Short problem
Gather up every line from the entries below that uses the word "series".

[Saved entries]
::::::::
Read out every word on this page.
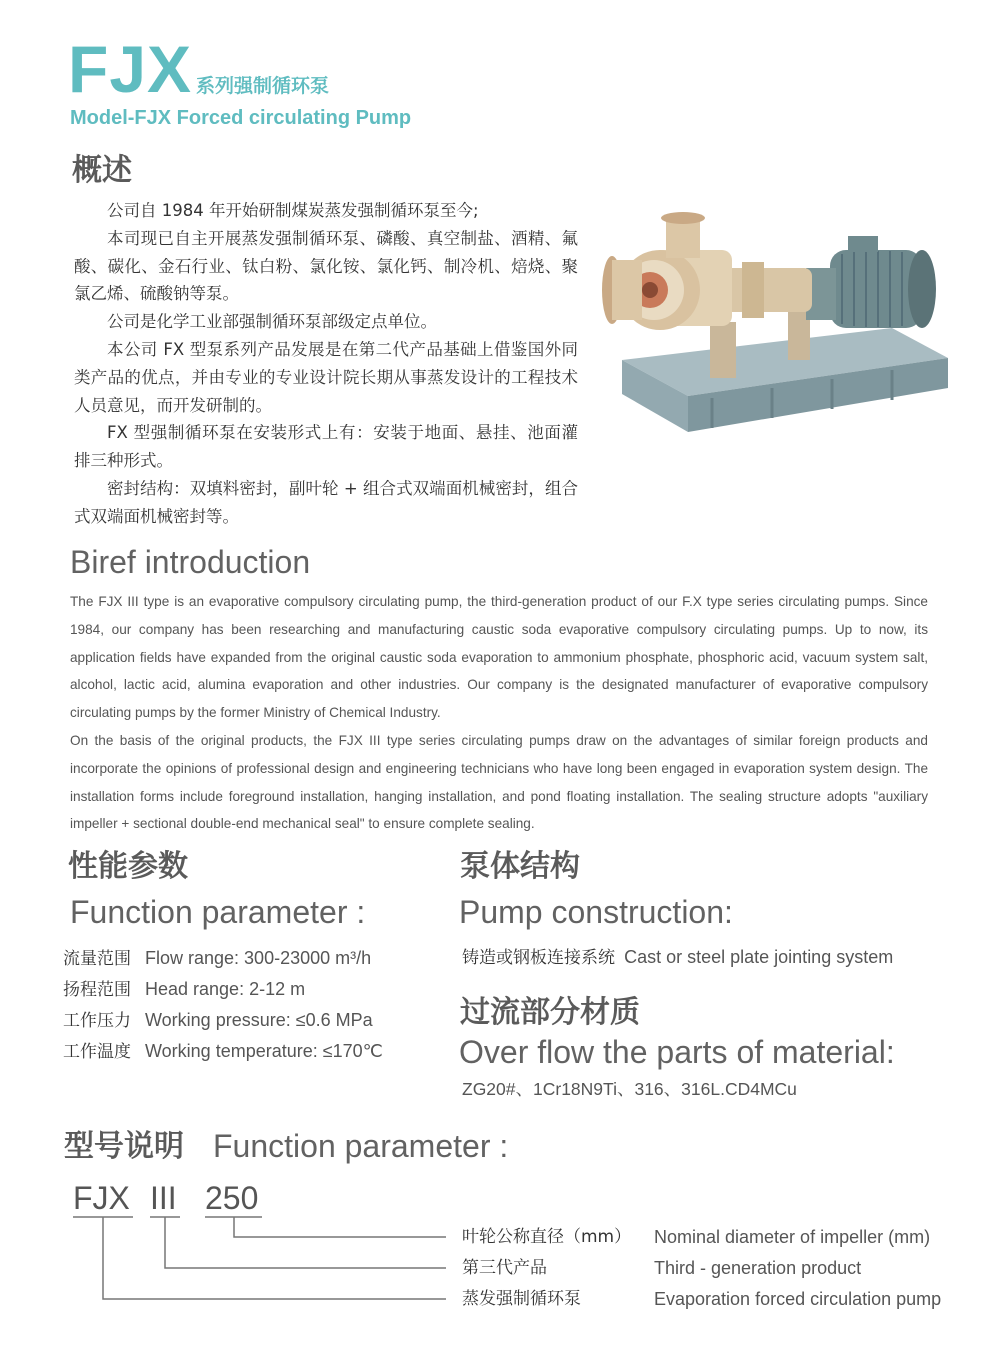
FJX 系列强制循环泵
Model-FJX Forced circulating Pump
概述

公司自 1984 年开始研制煤炭蒸发强制循环泵至今;

本司现已自主开展蒸发强制循环泵、磷酸、真空制盐、酒精、氟酸、碳化、金石行业、钛白粉、氯化铵、氯化钙、制冷机、焙烧、聚氯乙烯、硫酸钠等泵。

公司是化学工业部强制循环泵部级定点单位。

本公司 FX 型泵系列产品发展是在第二代产品基础上借鉴国外同类产品的优点，并由专业的专业设计院长期从事蒸发设计的工程技术人员意见，而开发研制的。

FX 型强制循环泵在安装形式上有：安装于地面、悬挂、池面灌排三种形式。

密封结构：双填料密封，副叶轮 + 组合式双端面机械密封，组合式双端面机械密封等。

Biref introduction

The FJX III type is an evaporative compulsory circulating pump, the third-generation product of our F.X type series circulating pumps. Since 1984, our company has been researching and manufacturing caustic soda evaporative compulsory circulating pumps. Up to now, its application fields have expanded from the original caustic soda evaporation to ammonium phosphate, phosphoric acid, vacuum system salt, alcohol, lactic acid, alumina evaporation and other industries. Our company is the designated manufacturer of evaporative compulsory circulating pumps by the former Ministry of Chemical Industry.

On the basis of the original products, the FJX III type series circulating pumps draw on the advantages of similar foreign products and incorporate the opinions of professional design and engineering technicians who have long been engaged in evaporation system design. The installation forms include foreground installation, hanging installation, and pond floating installation. The sealing structure adopts "auxiliary impeller + sectional double-end mechanical seal" to ensure complete sealing.

性能参数
Function parameter :
流量范围 Flow range: 300-23000 m³/h
扬程范围 Head range: 2-12 m
工作压力 Working pressure: ≤0.6 MPa
工作温度 Working temperature: ≤170℃
泵体结构
Pump construction:
铸造或钢板连接系统 Cast or steel plate jointing system
过流部分材质
Over flow the parts of material:
ZG20#、1Cr18N9Ti、316、316L.CD4MCu
型号说明 Function parameter :
FJX III 250
叶轮公称直径（mm） Nominal diameter of impeller (mm)
第三代产品	Third - generation product
蒸发强制循环泵	Evaporation forced circulation pump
::::::::
Solution to this problem
The FJX III type is an evaporative compulsory circulating pump, the third-generation product of our F.X type series circulating pumps. Since 1984, our company has been researching and manufacturing caustic soda evaporative compulsory circulating pumps. Up to now, its application fields have expanded from the original caustic soda evaporation to ammonium phosphate, phosphoric acid, vacuum system salt, alcohol, lactic acid, alumina evaporation and other industries. Our company is the designated manufacturer of evaporative compulsory circulating pumps by the former Ministry of Chemical Industry.
On the basis of the original products, the FJX III type series circulating pumps draw on the advantages of similar foreign products and incorporate the opinions of professional design and engineering technicians who have long been engaged in evaporation system design. The installation forms include foreground installation, hanging installation, and pond floating installation. The sealing structure adopts "auxiliary impeller + sectional double-end mechanical seal" to ensure complete sealing.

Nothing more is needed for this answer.